• [Items]:

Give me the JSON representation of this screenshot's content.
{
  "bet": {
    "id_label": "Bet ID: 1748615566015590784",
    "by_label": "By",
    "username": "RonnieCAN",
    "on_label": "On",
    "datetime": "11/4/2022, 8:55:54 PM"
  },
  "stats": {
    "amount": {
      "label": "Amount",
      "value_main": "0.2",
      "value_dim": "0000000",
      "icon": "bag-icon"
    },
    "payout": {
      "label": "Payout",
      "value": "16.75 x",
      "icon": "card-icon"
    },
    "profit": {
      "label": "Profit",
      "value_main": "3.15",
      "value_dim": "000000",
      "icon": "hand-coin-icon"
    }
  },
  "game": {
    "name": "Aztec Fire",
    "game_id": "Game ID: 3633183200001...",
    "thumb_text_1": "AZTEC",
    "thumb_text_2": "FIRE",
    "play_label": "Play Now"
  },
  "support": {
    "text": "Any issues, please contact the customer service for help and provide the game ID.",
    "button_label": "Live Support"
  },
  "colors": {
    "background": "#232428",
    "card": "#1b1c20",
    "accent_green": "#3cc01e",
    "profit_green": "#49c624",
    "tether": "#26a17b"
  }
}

• [Written exercise]: Word for word, write out all of the data above.

• [Final result]:
Give me the JSON representation of this screenshot's content.
{
  "bet": {
    "id_label": "Bet ID: 1748615566015590784",
    "by_label": "By",
    "username": "RonnieCAN",
    "on_label": "On",
    "datetime": "11/4/2022, 8:55:54 PM"
  },
  "stats": {
    "amount": {
      "label": "Amount",
      "value_main": "0.2",
      "value_dim": "0000000",
      "icon": "bag-icon"
    },
    "payout": {
      "label": "Payout",
      "value": "16.75 x",
      "icon": "card-icon"
    },
    "profit": {
      "label": "Profit",
      "value_main": "3.15",
      "value_dim": "000000",
      "icon": "hand-coin-icon"
    }
  },
  "game": {
    "name": "Aztec Fire",
    "game_id": "Game ID: 3633183200001...",
    "thumb_text_1": "AZTEC",
    "thumb_text_2": "FIRE",
    "play_label": "Play Now"
  },
  "support": {
    "text": "Any issues, please contact the customer service for help and provide the game ID.",
    "button_label": "Live Support"
  },
  "colors": {
    "background": "#232428",
    "card": "#1b1c20",
    "accent_green": "#3cc01e",
    "profit_green": "#49c624",
    "tether": "#26a17b"
  }
}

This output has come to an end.